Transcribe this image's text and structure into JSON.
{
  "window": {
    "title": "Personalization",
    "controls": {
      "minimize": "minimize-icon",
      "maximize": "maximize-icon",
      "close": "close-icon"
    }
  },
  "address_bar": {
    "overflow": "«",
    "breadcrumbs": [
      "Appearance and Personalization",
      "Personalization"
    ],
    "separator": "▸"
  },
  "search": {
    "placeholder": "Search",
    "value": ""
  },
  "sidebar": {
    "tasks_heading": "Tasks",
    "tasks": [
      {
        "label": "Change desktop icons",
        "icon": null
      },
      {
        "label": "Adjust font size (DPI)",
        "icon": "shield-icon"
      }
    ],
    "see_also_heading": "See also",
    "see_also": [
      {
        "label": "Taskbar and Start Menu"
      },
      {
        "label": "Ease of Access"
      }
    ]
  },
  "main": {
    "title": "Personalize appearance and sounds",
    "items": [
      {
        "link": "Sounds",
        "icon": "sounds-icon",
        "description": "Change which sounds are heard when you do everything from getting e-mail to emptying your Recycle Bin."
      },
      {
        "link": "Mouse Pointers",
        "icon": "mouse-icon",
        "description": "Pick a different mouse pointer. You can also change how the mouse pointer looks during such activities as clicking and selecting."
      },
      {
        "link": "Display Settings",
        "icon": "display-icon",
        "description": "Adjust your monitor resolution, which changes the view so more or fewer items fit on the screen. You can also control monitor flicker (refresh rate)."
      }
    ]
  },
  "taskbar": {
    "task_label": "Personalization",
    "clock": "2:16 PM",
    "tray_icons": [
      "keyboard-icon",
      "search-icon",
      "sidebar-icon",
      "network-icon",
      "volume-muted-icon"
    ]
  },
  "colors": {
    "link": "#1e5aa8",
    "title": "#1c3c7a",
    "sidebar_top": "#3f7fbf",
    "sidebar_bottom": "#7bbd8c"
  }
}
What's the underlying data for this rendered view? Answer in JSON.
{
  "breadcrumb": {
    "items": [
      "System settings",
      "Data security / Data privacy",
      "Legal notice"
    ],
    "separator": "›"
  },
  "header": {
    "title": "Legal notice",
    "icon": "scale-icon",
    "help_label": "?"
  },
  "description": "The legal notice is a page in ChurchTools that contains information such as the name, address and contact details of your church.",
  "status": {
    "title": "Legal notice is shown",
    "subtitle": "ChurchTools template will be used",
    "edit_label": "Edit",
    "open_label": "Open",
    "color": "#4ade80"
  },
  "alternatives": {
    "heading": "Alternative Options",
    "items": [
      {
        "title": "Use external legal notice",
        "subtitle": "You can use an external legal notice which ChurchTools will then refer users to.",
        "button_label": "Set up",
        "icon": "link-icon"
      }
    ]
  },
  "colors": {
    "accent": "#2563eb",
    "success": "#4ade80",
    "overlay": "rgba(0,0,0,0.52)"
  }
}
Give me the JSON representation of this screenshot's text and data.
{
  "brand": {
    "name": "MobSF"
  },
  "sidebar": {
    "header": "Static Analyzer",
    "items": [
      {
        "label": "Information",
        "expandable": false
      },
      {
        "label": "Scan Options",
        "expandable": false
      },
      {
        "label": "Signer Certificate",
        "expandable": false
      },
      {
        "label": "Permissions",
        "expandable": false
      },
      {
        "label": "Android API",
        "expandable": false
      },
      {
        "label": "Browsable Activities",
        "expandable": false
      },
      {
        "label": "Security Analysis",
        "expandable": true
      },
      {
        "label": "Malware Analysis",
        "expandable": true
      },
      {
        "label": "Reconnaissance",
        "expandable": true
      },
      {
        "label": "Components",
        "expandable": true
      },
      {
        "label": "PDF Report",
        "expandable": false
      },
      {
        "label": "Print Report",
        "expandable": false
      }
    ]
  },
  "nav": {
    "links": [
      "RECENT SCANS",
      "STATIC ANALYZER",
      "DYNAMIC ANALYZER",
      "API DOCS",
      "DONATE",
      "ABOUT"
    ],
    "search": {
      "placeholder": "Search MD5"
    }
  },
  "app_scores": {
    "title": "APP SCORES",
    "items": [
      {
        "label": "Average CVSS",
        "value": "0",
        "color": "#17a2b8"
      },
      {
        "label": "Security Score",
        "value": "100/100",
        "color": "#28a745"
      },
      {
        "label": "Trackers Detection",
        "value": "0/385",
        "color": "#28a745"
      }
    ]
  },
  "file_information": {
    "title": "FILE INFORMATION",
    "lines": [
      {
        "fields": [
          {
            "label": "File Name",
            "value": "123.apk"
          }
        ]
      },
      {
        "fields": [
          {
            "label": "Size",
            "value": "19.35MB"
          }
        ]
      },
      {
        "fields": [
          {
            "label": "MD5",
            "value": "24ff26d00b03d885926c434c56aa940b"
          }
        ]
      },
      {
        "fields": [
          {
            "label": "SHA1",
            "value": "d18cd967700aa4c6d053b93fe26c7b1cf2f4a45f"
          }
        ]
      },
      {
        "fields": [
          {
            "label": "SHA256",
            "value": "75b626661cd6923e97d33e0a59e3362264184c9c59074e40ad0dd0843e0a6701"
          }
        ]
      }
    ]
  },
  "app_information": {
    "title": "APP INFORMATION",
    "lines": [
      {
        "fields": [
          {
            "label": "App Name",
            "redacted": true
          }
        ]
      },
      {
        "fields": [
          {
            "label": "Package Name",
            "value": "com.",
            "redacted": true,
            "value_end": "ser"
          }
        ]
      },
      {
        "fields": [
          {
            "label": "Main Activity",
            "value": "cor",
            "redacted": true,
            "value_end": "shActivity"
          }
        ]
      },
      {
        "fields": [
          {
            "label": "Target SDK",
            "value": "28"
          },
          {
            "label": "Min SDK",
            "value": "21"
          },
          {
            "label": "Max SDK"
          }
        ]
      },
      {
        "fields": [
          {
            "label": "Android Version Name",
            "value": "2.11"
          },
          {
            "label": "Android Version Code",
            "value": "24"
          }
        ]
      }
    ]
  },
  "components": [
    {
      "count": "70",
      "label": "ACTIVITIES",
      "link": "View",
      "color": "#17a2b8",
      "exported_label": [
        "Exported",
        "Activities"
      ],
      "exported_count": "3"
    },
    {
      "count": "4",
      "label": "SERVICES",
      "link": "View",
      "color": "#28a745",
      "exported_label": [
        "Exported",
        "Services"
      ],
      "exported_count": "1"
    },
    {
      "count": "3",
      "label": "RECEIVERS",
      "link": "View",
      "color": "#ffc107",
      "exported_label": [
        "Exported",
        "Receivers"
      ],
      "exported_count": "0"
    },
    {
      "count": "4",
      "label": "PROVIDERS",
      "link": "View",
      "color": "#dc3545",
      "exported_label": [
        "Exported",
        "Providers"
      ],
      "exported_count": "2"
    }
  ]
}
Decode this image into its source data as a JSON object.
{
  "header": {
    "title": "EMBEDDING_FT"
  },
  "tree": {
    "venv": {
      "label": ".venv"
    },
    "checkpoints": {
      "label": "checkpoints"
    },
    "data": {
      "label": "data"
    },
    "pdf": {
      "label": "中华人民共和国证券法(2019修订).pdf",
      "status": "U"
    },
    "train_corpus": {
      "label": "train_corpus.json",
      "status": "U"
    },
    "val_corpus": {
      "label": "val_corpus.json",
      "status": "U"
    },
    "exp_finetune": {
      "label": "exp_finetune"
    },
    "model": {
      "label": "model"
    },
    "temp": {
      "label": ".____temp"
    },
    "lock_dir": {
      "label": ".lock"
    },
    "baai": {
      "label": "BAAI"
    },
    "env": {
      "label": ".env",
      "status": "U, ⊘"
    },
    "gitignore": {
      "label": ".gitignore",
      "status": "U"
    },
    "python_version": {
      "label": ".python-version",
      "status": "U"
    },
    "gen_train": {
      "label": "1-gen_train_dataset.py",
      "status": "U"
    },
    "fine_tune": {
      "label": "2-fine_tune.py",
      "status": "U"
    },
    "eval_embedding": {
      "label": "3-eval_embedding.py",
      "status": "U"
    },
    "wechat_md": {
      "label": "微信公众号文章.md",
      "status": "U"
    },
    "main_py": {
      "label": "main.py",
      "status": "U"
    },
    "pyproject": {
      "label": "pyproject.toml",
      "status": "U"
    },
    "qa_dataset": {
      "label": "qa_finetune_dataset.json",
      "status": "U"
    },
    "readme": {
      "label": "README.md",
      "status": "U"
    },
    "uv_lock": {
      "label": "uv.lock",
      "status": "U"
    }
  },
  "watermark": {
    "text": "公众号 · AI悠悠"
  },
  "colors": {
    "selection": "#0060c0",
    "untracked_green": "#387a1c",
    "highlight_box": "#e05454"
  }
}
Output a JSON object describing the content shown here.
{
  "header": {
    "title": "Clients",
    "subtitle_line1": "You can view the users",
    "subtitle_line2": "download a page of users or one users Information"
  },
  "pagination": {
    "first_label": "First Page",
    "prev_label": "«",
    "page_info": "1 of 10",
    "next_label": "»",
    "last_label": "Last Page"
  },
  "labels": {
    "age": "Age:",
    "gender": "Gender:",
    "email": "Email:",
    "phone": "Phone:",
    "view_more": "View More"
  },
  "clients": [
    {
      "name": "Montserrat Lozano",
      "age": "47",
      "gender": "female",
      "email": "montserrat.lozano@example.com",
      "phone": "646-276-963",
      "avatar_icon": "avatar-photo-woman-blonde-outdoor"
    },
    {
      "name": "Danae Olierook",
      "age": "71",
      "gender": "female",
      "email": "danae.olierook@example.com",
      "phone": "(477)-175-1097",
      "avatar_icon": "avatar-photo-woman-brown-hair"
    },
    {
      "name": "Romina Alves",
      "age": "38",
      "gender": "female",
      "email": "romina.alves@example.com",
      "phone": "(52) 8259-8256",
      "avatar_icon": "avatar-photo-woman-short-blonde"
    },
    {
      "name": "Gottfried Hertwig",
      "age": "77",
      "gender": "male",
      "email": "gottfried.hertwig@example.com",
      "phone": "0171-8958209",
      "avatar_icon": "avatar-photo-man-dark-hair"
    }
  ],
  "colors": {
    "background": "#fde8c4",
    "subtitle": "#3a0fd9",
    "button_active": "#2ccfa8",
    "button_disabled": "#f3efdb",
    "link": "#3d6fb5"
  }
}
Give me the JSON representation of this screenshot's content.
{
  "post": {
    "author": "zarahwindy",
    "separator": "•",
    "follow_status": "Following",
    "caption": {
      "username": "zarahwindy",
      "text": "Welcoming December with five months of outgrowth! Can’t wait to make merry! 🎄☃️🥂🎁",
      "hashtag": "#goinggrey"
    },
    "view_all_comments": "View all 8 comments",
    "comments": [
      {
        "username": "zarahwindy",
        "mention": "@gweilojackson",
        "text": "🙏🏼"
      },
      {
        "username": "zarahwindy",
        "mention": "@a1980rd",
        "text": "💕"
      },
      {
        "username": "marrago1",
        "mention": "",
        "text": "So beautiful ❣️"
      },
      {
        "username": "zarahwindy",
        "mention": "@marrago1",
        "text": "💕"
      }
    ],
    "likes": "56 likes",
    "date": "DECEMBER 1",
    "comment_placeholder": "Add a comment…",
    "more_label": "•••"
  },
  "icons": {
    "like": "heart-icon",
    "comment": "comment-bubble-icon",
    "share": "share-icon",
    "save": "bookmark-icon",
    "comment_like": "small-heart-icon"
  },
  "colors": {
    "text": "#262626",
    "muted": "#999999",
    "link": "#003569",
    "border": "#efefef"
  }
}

◆ ◆ ◆ ◆ ◆ ◆ ◆

#### [The exercise]
Show each line in the entries that holds the string "notice".

#### [Exercise output]
      "Legal notice"
    "title": "Legal notice",
  "description": "The legal notice is a page in ChurchTools that contains information such as the name, address and contact details of your church.",
    "title": "Legal notice is shown",
        "title": "Use external legal notice",
        "subtitle": "You can use an external legal notice which ChurchTools will then refer users to.",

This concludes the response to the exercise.